-- Start --
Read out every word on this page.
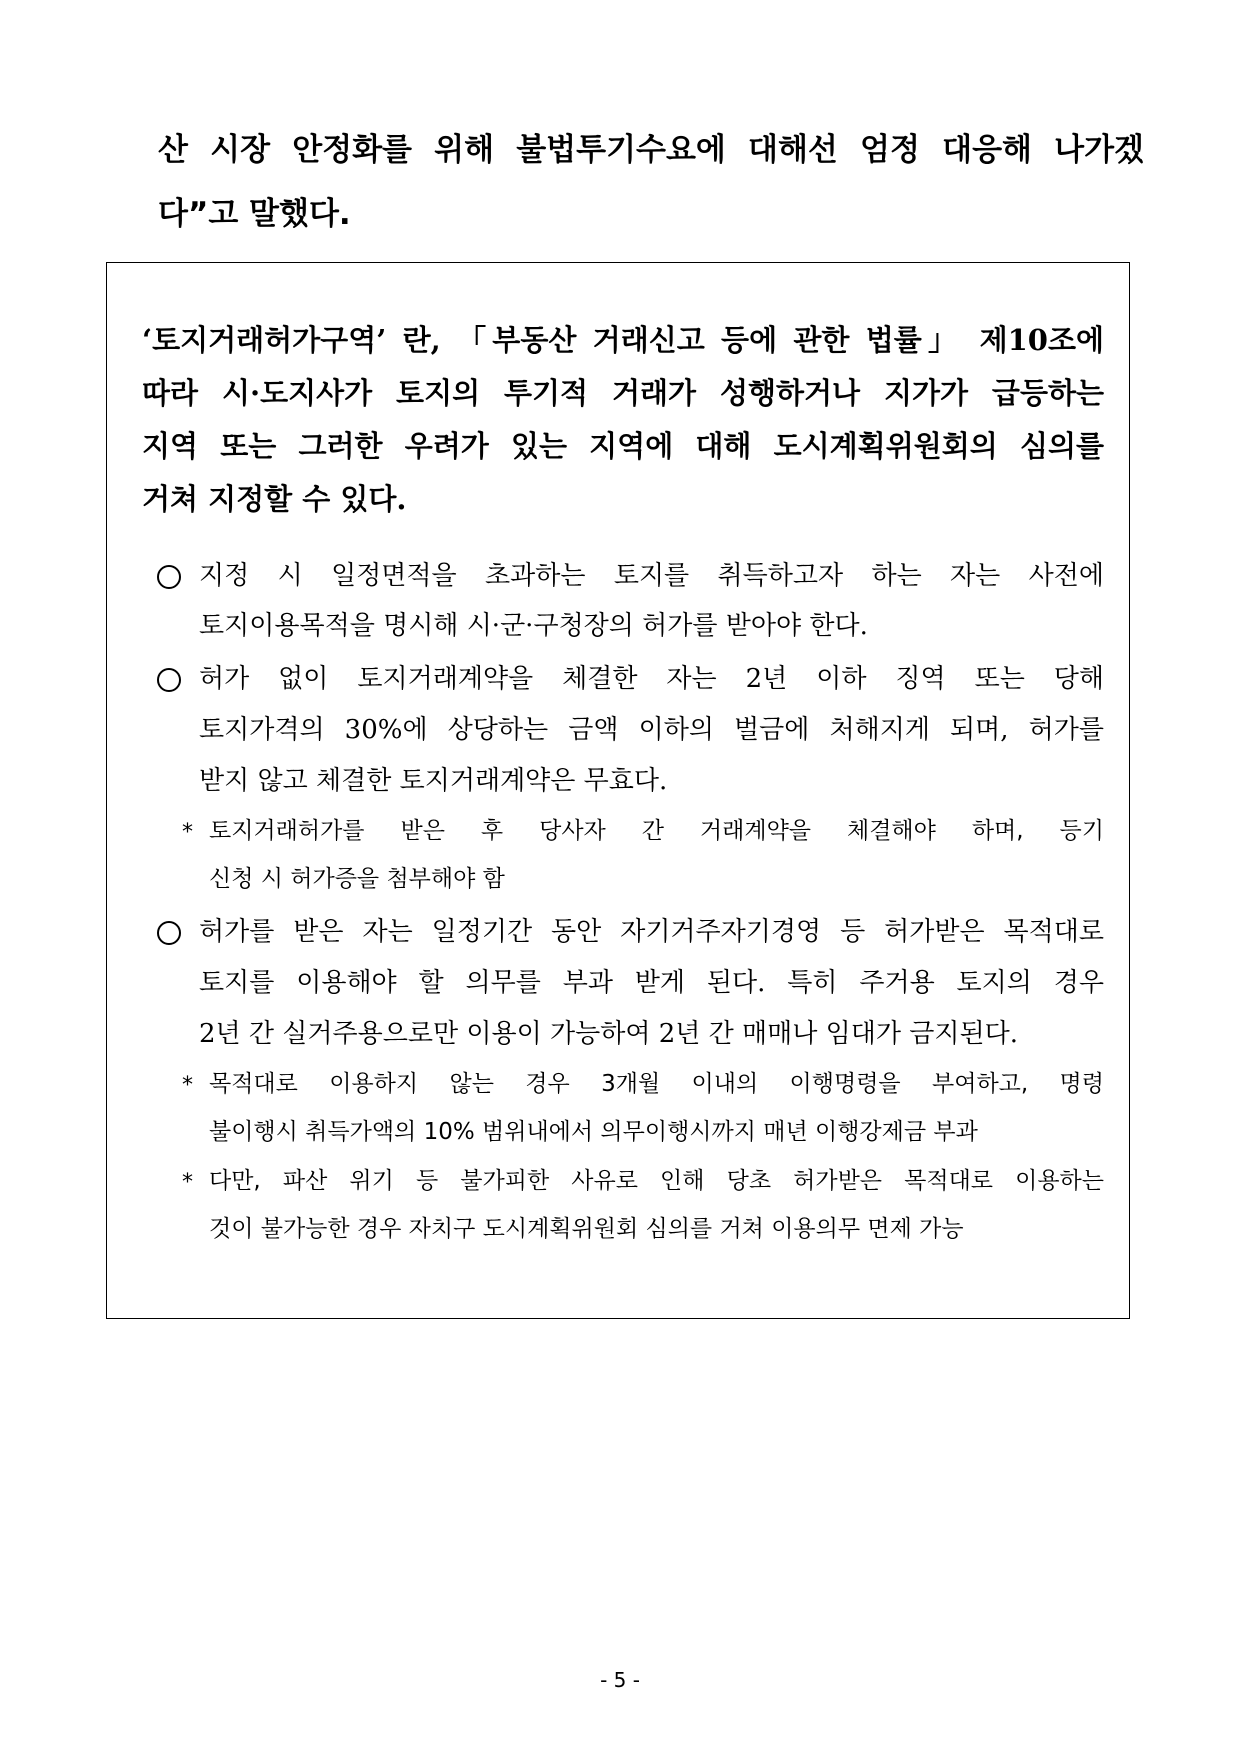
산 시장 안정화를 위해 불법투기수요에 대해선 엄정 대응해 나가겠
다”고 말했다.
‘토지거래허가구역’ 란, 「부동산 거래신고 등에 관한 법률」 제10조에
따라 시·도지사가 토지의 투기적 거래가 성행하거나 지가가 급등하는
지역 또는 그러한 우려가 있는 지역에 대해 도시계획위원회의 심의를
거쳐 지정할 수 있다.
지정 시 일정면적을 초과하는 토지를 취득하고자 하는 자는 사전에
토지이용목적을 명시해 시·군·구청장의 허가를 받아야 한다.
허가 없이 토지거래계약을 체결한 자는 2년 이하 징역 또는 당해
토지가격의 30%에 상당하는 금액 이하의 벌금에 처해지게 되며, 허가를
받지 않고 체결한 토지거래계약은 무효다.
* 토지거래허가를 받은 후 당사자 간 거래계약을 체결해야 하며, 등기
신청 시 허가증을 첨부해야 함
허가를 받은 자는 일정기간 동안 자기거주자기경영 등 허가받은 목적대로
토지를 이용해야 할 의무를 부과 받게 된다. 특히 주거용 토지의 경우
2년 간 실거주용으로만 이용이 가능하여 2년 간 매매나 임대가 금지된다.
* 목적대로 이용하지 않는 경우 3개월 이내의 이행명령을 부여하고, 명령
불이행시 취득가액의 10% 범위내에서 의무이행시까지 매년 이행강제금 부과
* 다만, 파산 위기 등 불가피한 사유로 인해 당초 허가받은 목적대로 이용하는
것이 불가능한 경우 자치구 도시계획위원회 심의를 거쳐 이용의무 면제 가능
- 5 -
-- End --
-- Start --
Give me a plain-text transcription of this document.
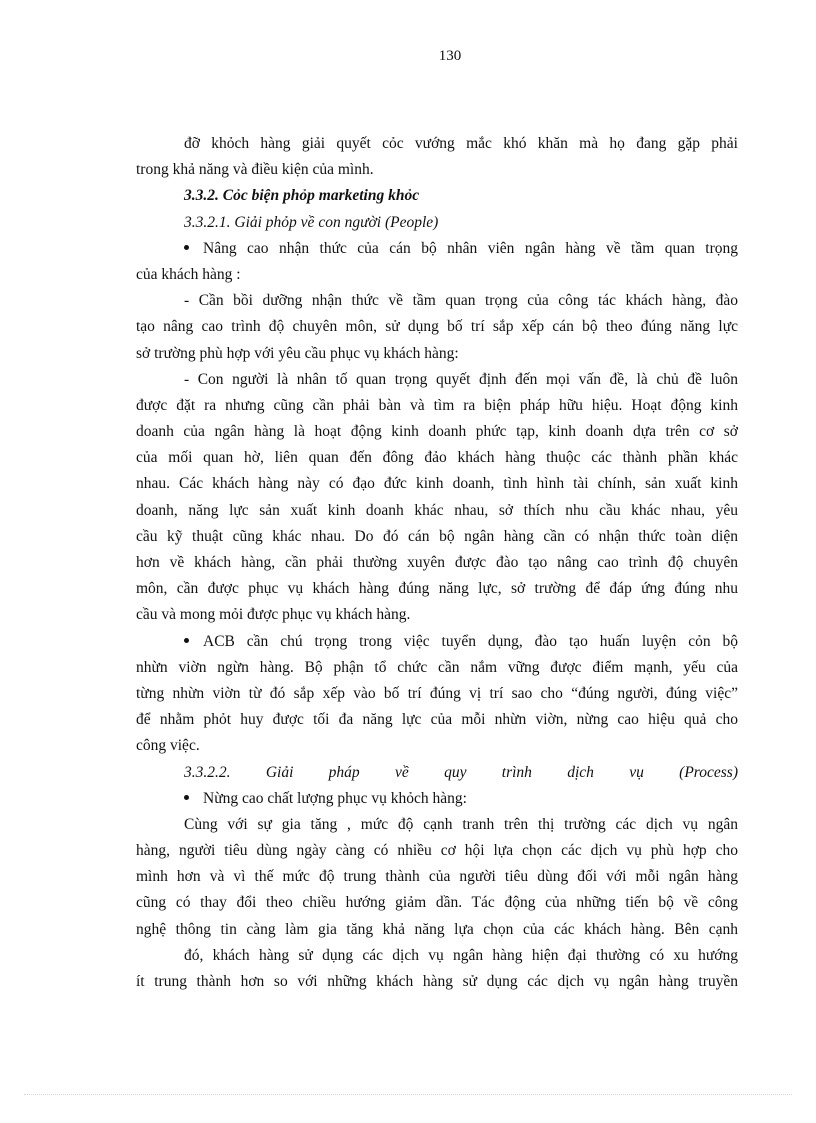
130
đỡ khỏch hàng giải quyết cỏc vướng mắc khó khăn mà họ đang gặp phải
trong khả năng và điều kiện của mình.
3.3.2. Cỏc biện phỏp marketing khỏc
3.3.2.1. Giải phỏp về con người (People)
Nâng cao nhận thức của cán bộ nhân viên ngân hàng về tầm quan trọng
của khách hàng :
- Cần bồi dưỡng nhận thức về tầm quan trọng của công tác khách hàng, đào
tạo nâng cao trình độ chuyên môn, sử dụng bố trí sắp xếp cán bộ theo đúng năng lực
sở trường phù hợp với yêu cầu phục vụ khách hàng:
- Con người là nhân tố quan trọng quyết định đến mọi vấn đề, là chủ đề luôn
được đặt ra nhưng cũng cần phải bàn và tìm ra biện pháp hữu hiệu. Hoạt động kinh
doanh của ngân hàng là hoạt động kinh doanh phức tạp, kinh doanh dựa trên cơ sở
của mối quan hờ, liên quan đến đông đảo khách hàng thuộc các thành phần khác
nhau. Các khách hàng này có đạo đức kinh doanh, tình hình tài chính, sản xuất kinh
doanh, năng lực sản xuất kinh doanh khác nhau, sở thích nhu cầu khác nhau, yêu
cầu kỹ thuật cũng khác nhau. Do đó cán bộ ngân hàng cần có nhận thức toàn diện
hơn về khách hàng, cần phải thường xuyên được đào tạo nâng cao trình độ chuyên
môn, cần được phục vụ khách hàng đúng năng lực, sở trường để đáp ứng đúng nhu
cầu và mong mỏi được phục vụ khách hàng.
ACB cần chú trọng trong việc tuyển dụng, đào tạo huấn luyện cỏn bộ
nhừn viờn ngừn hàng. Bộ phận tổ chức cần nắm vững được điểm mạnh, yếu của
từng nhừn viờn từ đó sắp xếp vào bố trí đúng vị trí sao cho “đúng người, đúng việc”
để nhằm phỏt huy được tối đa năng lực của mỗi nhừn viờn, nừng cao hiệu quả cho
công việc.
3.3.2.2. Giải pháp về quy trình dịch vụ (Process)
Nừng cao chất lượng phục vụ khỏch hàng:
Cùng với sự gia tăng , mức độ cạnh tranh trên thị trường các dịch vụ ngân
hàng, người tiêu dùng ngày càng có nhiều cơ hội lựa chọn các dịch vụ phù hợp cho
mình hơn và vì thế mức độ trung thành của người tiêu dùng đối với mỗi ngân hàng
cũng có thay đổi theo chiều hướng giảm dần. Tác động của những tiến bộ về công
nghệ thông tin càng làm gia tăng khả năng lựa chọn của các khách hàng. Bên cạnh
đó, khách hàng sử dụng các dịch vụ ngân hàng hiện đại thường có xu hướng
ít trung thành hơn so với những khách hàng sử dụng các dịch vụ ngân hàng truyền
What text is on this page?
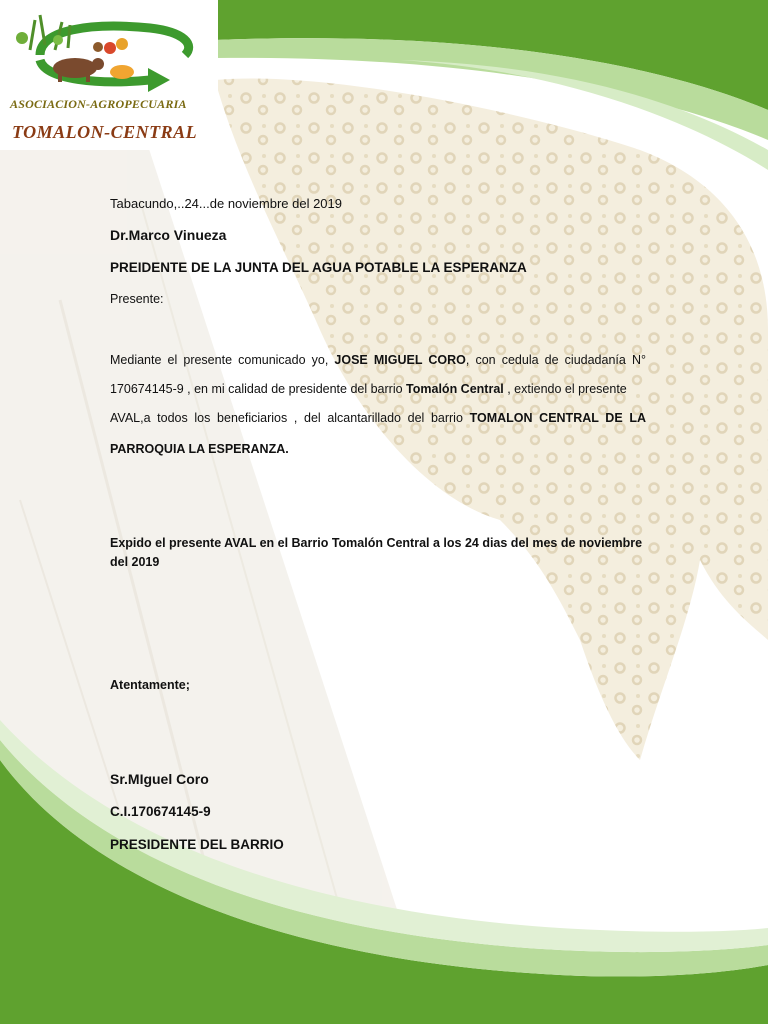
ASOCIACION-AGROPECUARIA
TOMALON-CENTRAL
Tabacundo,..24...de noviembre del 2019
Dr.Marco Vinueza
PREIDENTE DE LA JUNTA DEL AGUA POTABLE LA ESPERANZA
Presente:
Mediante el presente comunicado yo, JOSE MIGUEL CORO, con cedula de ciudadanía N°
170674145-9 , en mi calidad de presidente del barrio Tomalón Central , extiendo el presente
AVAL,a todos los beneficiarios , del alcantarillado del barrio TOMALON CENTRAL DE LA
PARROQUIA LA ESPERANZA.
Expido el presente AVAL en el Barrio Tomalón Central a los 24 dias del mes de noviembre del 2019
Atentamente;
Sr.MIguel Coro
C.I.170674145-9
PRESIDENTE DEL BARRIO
-- End --
* _SET EXERCISE_
Using the material above, state how many lines include the string "ESPERANZA". Answer with a single number.

* _REPLY TO THE EXERCISE_
2